» **SOURCE DOCUMENT**
☆ ☆ ☆ ☆ ☆ ☆ ☆

[ 
https://issues.apache.org/jira/browse/PDFBOX-6030?page=com.atlassian.jira.plugin.system.issuetabpanels:comment-tabpanel&focusedCommentId=18000676#comment-18000676
 ] 

Zer Jun Eng commented on PDFBOX-6030:
-------------------------------------

> How about useing 
> "org.apache.pdfbox.pdmodel.graphics.image.JPEGFactory.createFromByteArray(PDDocument,
>  byte[])" as workaround? The already encoded image is passed as byte array, 
> so that one might use any suitable process to encode such an image.

We also evaluated the `JPEGFactory.createFromByteArray(PDDocument, byte[])` 
method. We still find that `JPEGFactory.createFromImage(PDDocument, 
BufferedImage, float, int)` the most convenience because it handles alpha 
channel nicely in the private `createJPEG` method.

https://github.com/apache/pdfbox/blob/3.0.5/pdfbox/src/main/java/org/apache/pdfbox/pdmodel/graphics/image/JPEGFactory.java#L305-L329

> JPEGFactory: createImage and setOptimizeHuffmanTables
> -----------------------------------------------------
>
>                 Key: PDFBOX-6030
>                 URL: https://issues.apache.org/jira/browse/PDFBOX-6030
>             Project: PDFBox
>          Issue Type: Wish
>    Affects Versions: 2.0.34, 3.0.5 PDFBox
>            Reporter: Zer Jun Eng
>            Priority: Minor
>              Labels: JPEG, JPG, jpeg
>             Fix For: 2.0.35, 3.0.6 PDFBox, 4.0.0
>
>         Attachments: PDFBOX-6030.diff, zoo-711050_1920.jpg
>
>
> Dear PDFBox developers,
> I'm writing to request an enhancement to the JPEGFactory class, specifically 
> concerning the createFromImage(PDDocument document, BufferedImage image, 
> float quality, int dpi) method.
> Currently, when using this method, there isn't a direct way to enable the 
> setOptimizeHuffmanTables option of JPEGImageWriteParam. This optimization can 
> be quite beneficial for reducing file size.
> To work around this, my team currently has to copy the JPEGFactory source 
> code into our project and modify the private encodeImageToJPEGStream method. 
> This approach isn't ideal as it makes maintenance more difficult and prevents 
> us from easily updating to new PDFBox versions.

☆ ☆ ☆ ☆ ☆ ☆ ☆

» **EXERCISE TASK 1**
Arrange the records as a numbered list, starting at the beginning of the records and ending at the line containing "bar [649,385,729,400]", with both of those lines included and blank lines left out.

» **Element and box listings**
☆ ☆ ☆ ☆ ☆ ☆ ☆

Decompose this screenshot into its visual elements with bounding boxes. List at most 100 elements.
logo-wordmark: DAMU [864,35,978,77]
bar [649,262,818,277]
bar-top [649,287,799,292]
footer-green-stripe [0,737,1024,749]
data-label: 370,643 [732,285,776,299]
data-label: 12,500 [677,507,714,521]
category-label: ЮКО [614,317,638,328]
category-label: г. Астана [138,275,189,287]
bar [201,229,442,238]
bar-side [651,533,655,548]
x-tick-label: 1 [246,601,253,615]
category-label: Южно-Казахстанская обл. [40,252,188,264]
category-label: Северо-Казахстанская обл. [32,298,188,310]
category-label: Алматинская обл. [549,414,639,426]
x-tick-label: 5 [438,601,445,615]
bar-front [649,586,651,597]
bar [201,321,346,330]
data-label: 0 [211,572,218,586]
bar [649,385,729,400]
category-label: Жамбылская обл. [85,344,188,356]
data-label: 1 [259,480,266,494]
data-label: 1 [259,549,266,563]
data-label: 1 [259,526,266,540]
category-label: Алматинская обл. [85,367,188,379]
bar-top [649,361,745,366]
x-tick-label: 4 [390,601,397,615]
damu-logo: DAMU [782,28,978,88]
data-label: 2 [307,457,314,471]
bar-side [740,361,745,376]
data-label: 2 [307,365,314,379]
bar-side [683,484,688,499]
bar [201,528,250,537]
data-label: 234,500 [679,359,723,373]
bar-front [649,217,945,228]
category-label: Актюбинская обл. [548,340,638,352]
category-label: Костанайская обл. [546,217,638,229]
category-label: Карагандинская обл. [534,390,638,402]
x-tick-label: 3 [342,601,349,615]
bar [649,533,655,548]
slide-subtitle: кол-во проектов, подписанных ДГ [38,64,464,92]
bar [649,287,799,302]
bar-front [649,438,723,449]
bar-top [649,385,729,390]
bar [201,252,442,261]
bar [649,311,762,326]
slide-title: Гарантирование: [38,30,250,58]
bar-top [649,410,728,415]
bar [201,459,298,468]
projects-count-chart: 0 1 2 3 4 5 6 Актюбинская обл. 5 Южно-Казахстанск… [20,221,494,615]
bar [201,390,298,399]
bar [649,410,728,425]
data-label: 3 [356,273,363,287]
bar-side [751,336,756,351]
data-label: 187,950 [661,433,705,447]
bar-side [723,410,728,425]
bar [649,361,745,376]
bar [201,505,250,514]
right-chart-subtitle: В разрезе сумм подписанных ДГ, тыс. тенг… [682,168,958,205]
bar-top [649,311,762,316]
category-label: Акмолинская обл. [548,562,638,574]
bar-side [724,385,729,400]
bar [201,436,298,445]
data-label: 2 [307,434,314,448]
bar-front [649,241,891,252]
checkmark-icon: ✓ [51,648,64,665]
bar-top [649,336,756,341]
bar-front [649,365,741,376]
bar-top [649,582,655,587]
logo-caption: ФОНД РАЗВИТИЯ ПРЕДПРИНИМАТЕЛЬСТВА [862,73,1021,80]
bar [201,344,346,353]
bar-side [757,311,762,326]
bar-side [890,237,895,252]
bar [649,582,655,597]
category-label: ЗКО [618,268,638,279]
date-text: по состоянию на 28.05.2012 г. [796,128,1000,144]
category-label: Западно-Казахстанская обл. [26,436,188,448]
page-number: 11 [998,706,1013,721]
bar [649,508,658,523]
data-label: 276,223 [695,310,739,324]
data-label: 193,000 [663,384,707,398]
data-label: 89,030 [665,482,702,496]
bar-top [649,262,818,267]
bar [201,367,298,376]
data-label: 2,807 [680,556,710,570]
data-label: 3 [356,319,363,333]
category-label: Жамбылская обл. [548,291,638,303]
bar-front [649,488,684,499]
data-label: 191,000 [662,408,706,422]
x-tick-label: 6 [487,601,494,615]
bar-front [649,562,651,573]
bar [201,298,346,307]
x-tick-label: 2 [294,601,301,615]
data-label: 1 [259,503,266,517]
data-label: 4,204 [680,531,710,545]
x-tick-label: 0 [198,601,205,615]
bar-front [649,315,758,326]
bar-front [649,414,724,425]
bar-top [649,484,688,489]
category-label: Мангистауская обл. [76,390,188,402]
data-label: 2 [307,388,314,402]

☆ ☆ ☆ ☆ ☆ ☆ ☆

» **EXERCISE TASK 2**
In the PDFBox issue comment, which private method is credited with handling the alpha channel nicely?

» **FULL RESPONSE 1**
1. Decompose this screenshot into its visual elements with bounding boxes. List at most 100 elements.
2. logo-wordmark: DAMU [864,35,978,77]
3. bar [649,262,818,277]
4. bar-top [649,287,799,292]
5. footer-green-stripe [0,737,1024,749]
6. data-label: 370,643 [732,285,776,299]
7. data-label: 12,500 [677,507,714,521]
8. category-label: ЮКО [614,317,638,328]
9. category-label: г. Астана [138,275,189,287]
10. bar [201,229,442,238]
11. bar-side [651,533,655,548]
12. x-tick-label: 1 [246,601,253,615]
13. category-label: Южно-Казахстанская обл. [40,252,188,264]
14. category-label: Северо-Казахстанская обл. [32,298,188,310]
15. category-label: Алматинская обл. [549,414,639,426]
16. x-tick-label: 5 [438,601,445,615]
17. bar-front [649,586,651,597]
18. bar [201,321,346,330]
19. data-label: 0 [211,572,218,586]
20. bar [649,385,729,400]

» **FULL RESPONSE 2**
The private `createJPEG` method.